## Task data
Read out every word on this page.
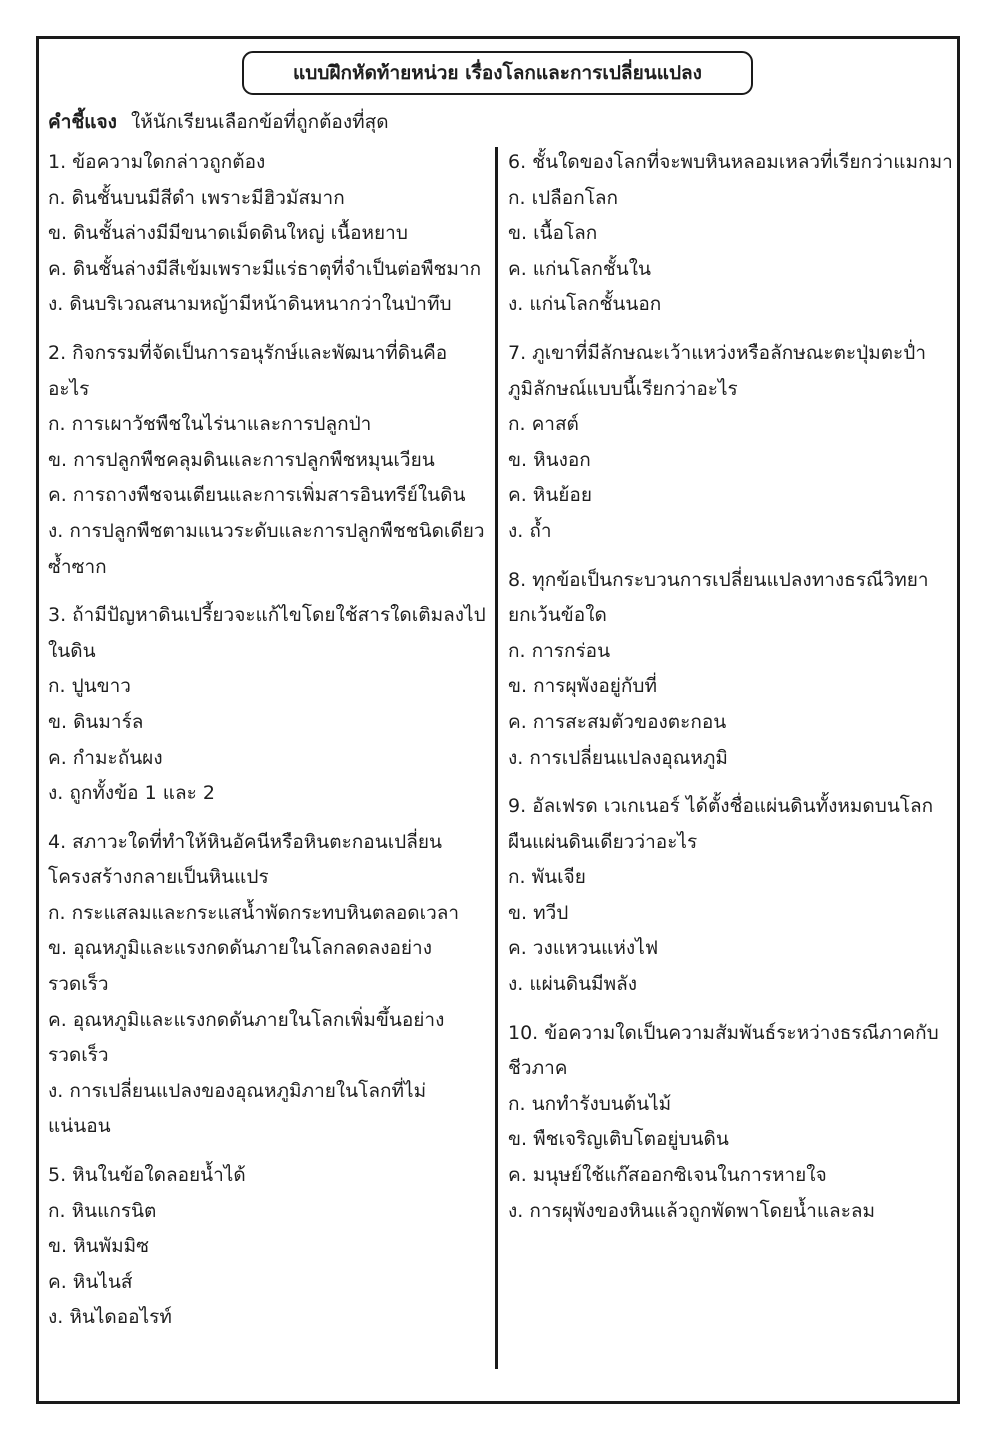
แบบฝึกหัดท้ายหน่วย เรื่องโลกและการเปลี่ยนแปลง
คำชี้แจง ให้นักเรียนเลือกข้อที่ถูกต้องที่สุด
1. ข้อความใดกล่าวถูกต้อง
ก. ดินชั้นบนมีสีดำ เพราะมีฮิวมัสมาก
ข. ดินชั้นล่างมีมีขนาดเม็ดดินใหญ่ เนื้อหยาบ
ค. ดินชั้นล่างมีสีเข้มเพราะมีแร่ธาตุที่จำเป็นต่อพืชมาก
ง. ดินบริเวณสนามหญ้ามีหน้าดินหนากว่าในป่าทึบ
2. กิจกรรมที่จัดเป็นการอนุรักษ์และพัฒนาที่ดินคือ
อะไร
ก. การเผาวัชพืชในไร่นาและการปลูกป่า
ข. การปลูกพืชคลุมดินและการปลูกพืชหมุนเวียน
ค. การถางพืชจนเตียนและการเพิ่มสารอินทรีย์ในดิน
ง. การปลูกพืชตามแนวระดับและการปลูกพืชชนิดเดียว
ซ้ำซาก
3. ถ้ามีปัญหาดินเปรี้ยวจะแก้ไขโดยใช้สารใดเติมลงไป
ในดิน
ก. ปูนขาว
ข. ดินมาร์ล
ค. กำมะถันผง
ง. ถูกทั้งข้อ 1 และ 2
4. สภาวะใดที่ทำให้หินอัคนีหรือหินตะกอนเปลี่ยน
โครงสร้างกลายเป็นหินแปร
ก. กระแสลมและกระแสน้ำพัดกระทบหินตลอดเวลา
ข. อุณหภูมิและแรงกดดันภายในโลกลดลงอย่าง
รวดเร็ว
ค. อุณหภูมิและแรงกดดันภายในโลกเพิ่มขึ้นอย่าง
รวดเร็ว
ง. การเปลี่ยนแปลงของอุณหภูมิภายในโลกที่ไม่
แน่นอน
5. หินในข้อใดลอยน้ำได้
ก. หินแกรนิต
ข. หินพัมมิซ
ค. หินไนส์
ง. หินไดออไรท์
6. ชั้นใดของโลกที่จะพบหินหลอมเหลวที่เรียกว่าแมกมา
ก. เปลือกโลก
ข. เนื้อโลก
ค. แก่นโลกชั้นใน
ง. แก่นโลกชั้นนอก
7. ภูเขาที่มีลักษณะเว้าแหว่งหรือลักษณะตะปุ่มตะป่ำ
ภูมิลักษณ์แบบนี้เรียกว่าอะไร
ก. คาสต์
ข. หินงอก
ค. หินย้อย
ง. ถ้ำ
8. ทุกข้อเป็นกระบวนการเปลี่ยนแปลงทางธรณีวิทยา
ยกเว้นข้อใด
ก. การกร่อน
ข. การผุพังอยู่กับที่
ค. การสะสมตัวของตะกอน
ง. การเปลี่ยนแปลงอุณหภูมิ
9. อัลเฟรด เวเกเนอร์ ได้ตั้งชื่อแผ่นดินทั้งหมดบนโลก
ผืนแผ่นดินเดียวว่าอะไร
ก. พันเจีย
ข. ทวีป
ค. วงแหวนแห่งไฟ
ง. แผ่นดินมีพลัง
10. ข้อความใดเป็นความสัมพันธ์ระหว่างธรณีภาคกับ
ชีวภาค
ก. นกทำรังบนต้นไม้
ข. พืชเจริญเติบโตอยู่บนดิน
ค. มนุษย์ใช้แก๊สออกซิเจนในการหายใจ
ง. การผุพังของหินแล้วถูกพัดพาโดยน้ำและลม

## Goal
Filter the entries above down to the lines containing the word "าอะไร".

## Worked solution
ภูมิลักษณ์แบบนี้เรียกว่าอะไร
ผืนแผ่นดินเดียวว่าอะไร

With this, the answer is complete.